-- Begin Record set --

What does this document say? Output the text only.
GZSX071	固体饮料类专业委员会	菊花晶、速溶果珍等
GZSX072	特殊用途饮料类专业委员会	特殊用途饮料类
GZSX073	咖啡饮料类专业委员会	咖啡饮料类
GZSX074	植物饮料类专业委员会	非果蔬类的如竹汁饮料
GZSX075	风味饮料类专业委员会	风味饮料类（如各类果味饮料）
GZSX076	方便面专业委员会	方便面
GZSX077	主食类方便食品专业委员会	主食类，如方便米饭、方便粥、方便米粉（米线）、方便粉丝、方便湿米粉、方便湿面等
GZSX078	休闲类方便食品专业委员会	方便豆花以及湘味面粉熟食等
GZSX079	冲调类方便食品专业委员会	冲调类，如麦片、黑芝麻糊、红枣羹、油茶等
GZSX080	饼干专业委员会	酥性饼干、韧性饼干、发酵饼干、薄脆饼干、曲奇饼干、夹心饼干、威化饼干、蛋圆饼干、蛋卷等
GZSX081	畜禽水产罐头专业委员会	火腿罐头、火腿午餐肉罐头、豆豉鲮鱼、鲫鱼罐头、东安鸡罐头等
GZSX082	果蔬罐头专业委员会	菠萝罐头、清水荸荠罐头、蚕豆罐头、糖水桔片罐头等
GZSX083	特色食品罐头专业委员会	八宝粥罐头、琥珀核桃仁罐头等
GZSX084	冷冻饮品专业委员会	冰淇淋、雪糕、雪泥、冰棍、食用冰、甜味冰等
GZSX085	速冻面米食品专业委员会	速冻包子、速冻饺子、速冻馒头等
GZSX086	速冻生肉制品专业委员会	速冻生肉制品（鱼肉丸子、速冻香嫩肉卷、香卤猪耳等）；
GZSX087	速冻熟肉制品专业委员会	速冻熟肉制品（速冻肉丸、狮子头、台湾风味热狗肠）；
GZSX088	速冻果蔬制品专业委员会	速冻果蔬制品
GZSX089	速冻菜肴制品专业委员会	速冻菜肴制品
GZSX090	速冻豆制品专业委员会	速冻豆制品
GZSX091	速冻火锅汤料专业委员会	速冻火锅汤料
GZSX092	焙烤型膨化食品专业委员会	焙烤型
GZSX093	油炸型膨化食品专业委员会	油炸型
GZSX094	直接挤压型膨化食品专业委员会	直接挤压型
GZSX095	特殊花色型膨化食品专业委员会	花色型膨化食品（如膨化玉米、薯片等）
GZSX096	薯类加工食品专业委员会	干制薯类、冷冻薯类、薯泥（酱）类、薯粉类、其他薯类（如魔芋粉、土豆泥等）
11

-- End Record set --

Repeat the records above in full, character for character.

Full response
What does this document say? Output the text only.
GZSX071	固体饮料类专业委员会	菊花晶、速溶果珍等
GZSX072	特殊用途饮料类专业委员会	特殊用途饮料类
GZSX073	咖啡饮料类专业委员会	咖啡饮料类
GZSX074	植物饮料类专业委员会	非果蔬类的如竹汁饮料
GZSX075	风味饮料类专业委员会	风味饮料类（如各类果味饮料）
GZSX076	方便面专业委员会	方便面
GZSX077	主食类方便食品专业委员会	主食类，如方便米饭、方便粥、方便米粉（米线）、方便粉丝、方便湿米粉、方便湿面等
GZSX078	休闲类方便食品专业委员会	方便豆花以及湘味面粉熟食等
GZSX079	冲调类方便食品专业委员会	冲调类，如麦片、黑芝麻糊、红枣羹、油茶等
GZSX080	饼干专业委员会	酥性饼干、韧性饼干、发酵饼干、薄脆饼干、曲奇饼干、夹心饼干、威化饼干、蛋圆饼干、蛋卷等
GZSX081	畜禽水产罐头专业委员会	火腿罐头、火腿午餐肉罐头、豆豉鲮鱼、鲫鱼罐头、东安鸡罐头等
GZSX082	果蔬罐头专业委员会	菠萝罐头、清水荸荠罐头、蚕豆罐头、糖水桔片罐头等
GZSX083	特色食品罐头专业委员会	八宝粥罐头、琥珀核桃仁罐头等
GZSX084	冷冻饮品专业委员会	冰淇淋、雪糕、雪泥、冰棍、食用冰、甜味冰等
GZSX085	速冻面米食品专业委员会	速冻包子、速冻饺子、速冻馒头等
GZSX086	速冻生肉制品专业委员会	速冻生肉制品（鱼肉丸子、速冻香嫩肉卷、香卤猪耳等）；
GZSX087	速冻熟肉制品专业委员会	速冻熟肉制品（速冻肉丸、狮子头、台湾风味热狗肠）；
GZSX088	速冻果蔬制品专业委员会	速冻果蔬制品
GZSX089	速冻菜肴制品专业委员会	速冻菜肴制品
GZSX090	速冻豆制品专业委员会	速冻豆制品
GZSX091	速冻火锅汤料专业委员会	速冻火锅汤料
GZSX092	焙烤型膨化食品专业委员会	焙烤型
GZSX093	油炸型膨化食品专业委员会	油炸型
GZSX094	直接挤压型膨化食品专业委员会	直接挤压型
GZSX095	特殊花色型膨化食品专业委员会	花色型膨化食品（如膨化玉米、薯片等）
GZSX096	薯类加工食品专业委员会	干制薯类、冷冻薯类、薯泥（酱）类、薯粉类、其他薯类（如魔芋粉、土豆泥等）
11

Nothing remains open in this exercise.